[Dataset records]
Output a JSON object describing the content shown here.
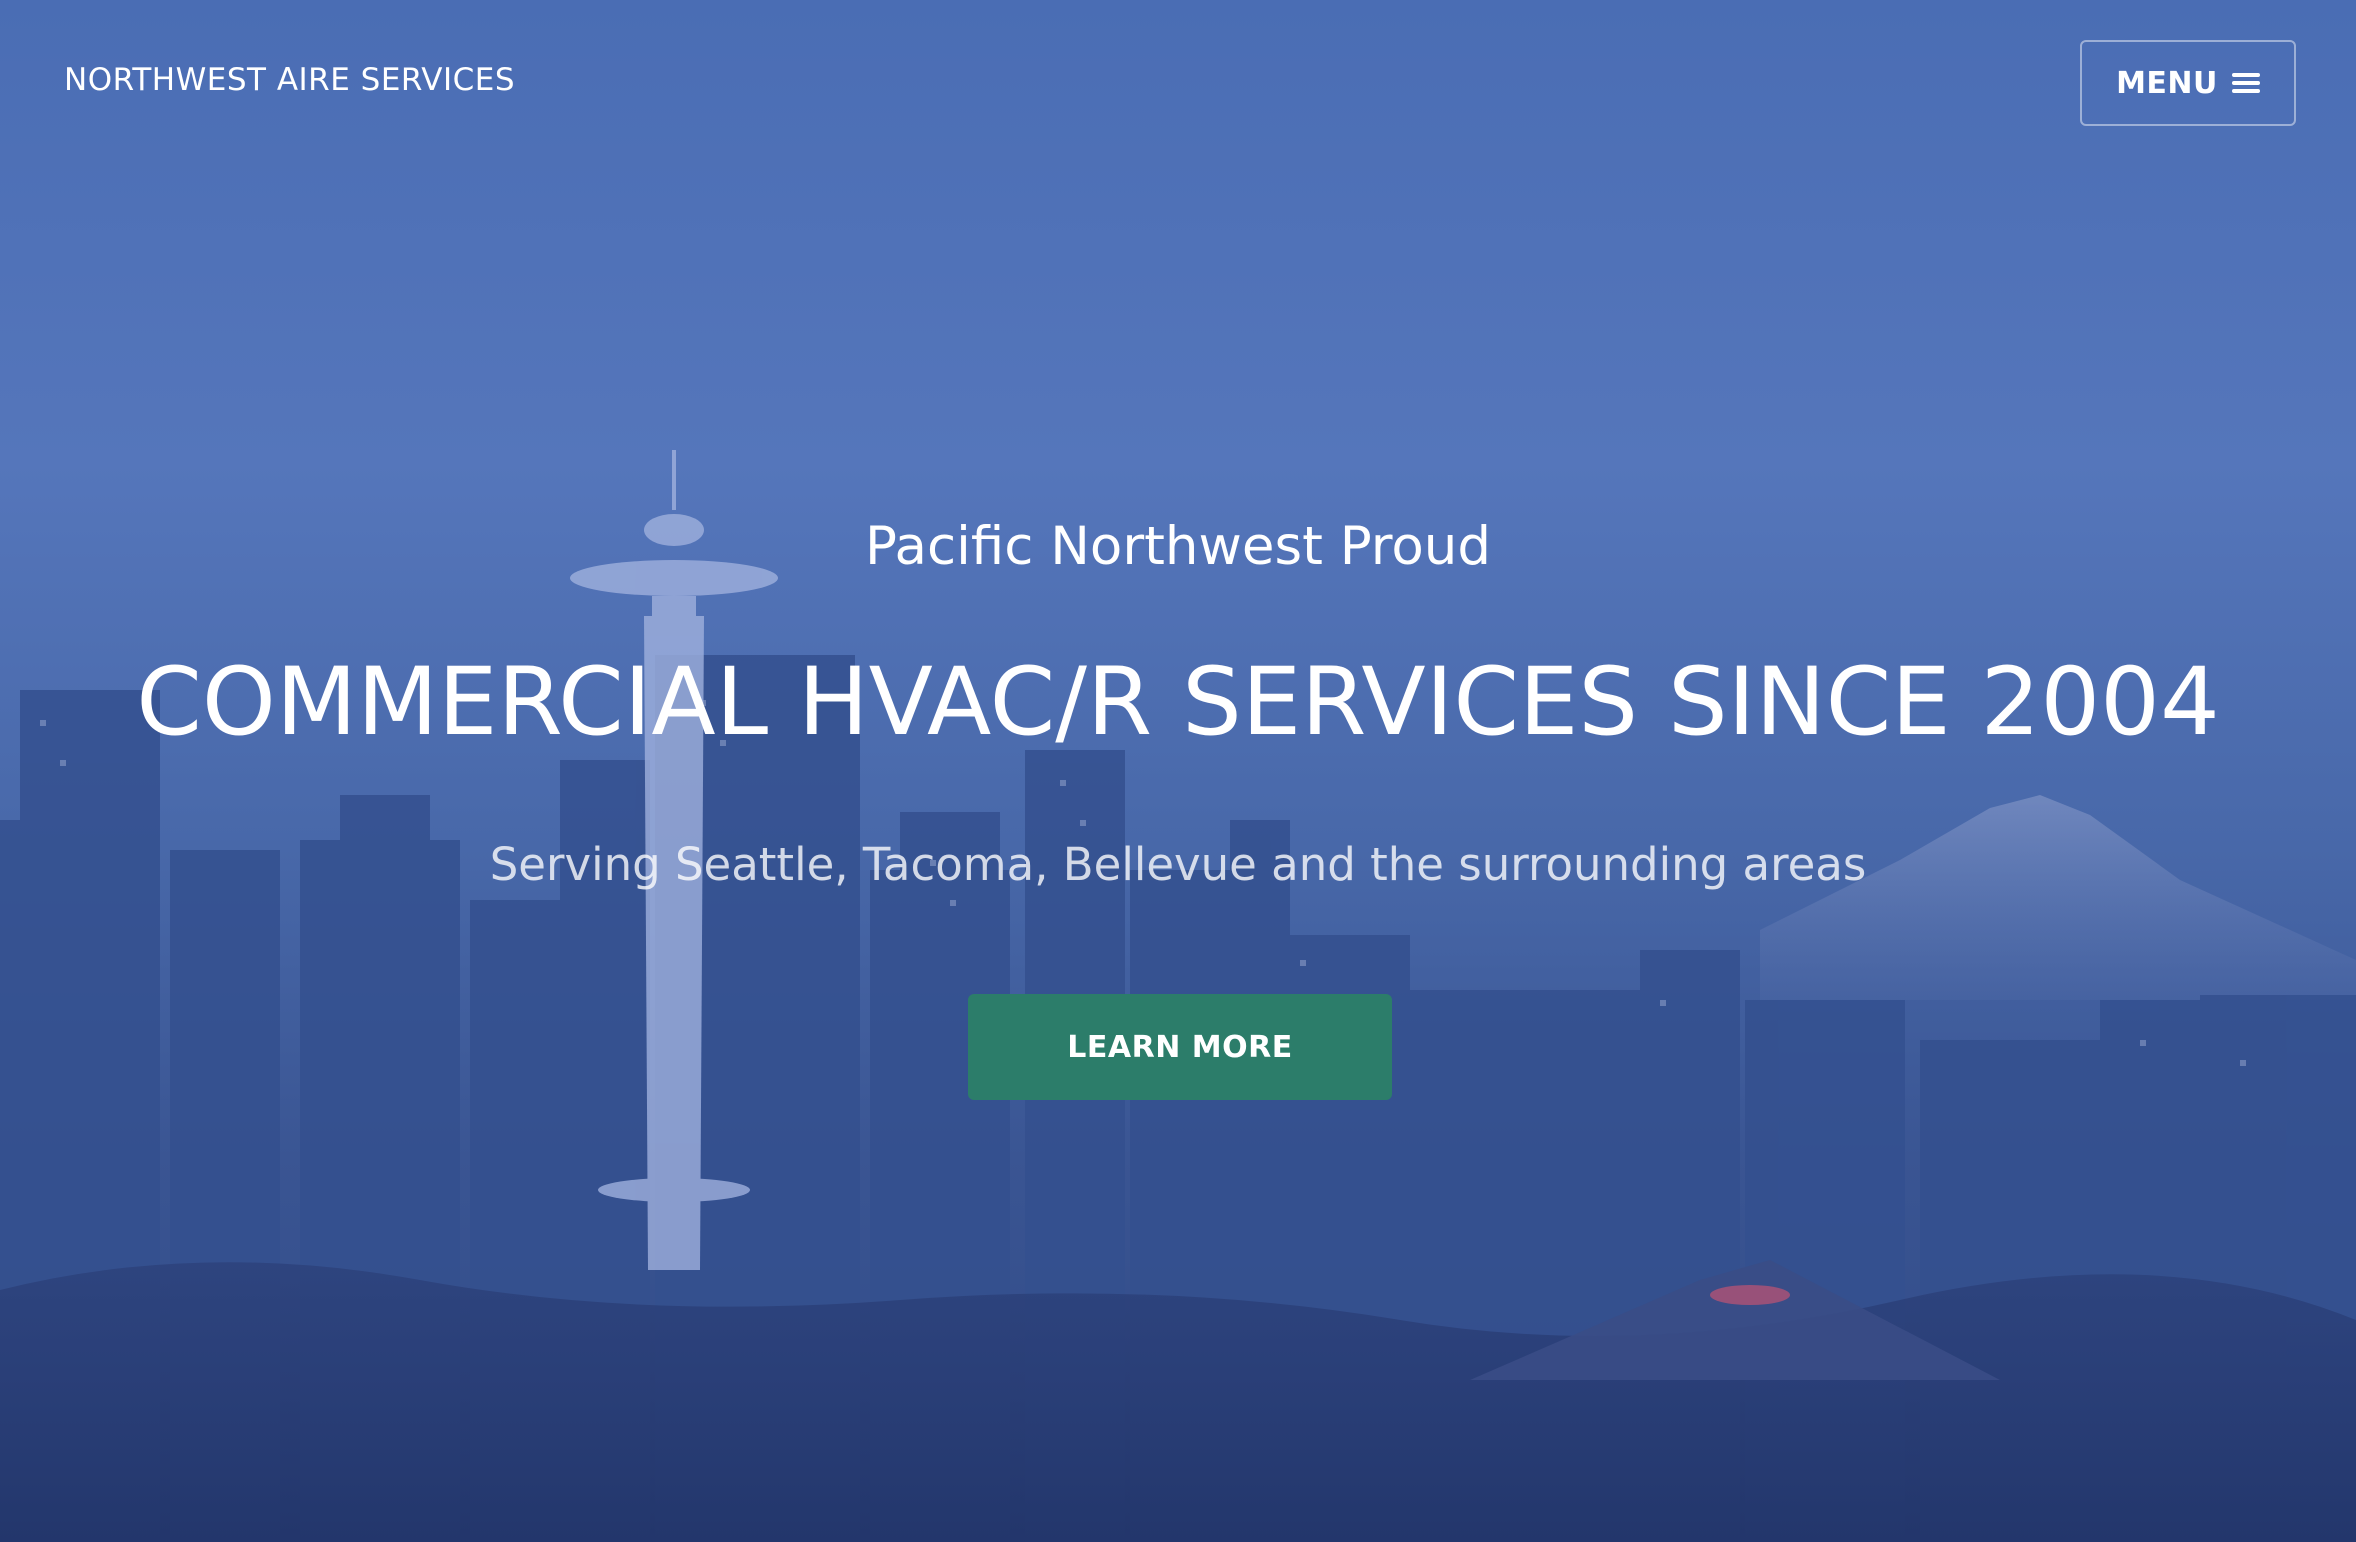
{
  "navbar": {
    "brand": "NORTHWEST AIRE SERVICES",
    "menu_label": "MENU",
    "menu_icon": "hamburger-icon"
  },
  "hero": {
    "eyebrow": "Pacific Northwest Proud",
    "headline": "COMMERCIAL HVAC/R SERVICES SINCE 2004",
    "subline": "Serving Seattle, Tacoma, Bellevue and the surrounding areas",
    "cta_label": "LEARN MORE"
  },
  "colors": {
    "overlay_blue": "#4a6db4",
    "cta_green": "#2c7d6a",
    "text": "#ffffff"
  }
}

[CHALLENGE] Reproduce the records, all of them, word for word; omit the pictures.

[SOLVED EXERCISE]
Output a JSON object describing the content shown here.
{
  "navbar": {
    "brand": "NORTHWEST AIRE SERVICES",
    "menu_label": "MENU",
    "menu_icon": "hamburger-icon"
  },
  "hero": {
    "eyebrow": "Pacific Northwest Proud",
    "headline": "COMMERCIAL HVAC/R SERVICES SINCE 2004",
    "subline": "Serving Seattle, Tacoma, Bellevue and the surrounding areas",
    "cta_label": "LEARN MORE"
  },
  "colors": {
    "overlay_blue": "#4a6db4",
    "cta_green": "#2c7d6a",
    "text": "#ffffff"
  }
}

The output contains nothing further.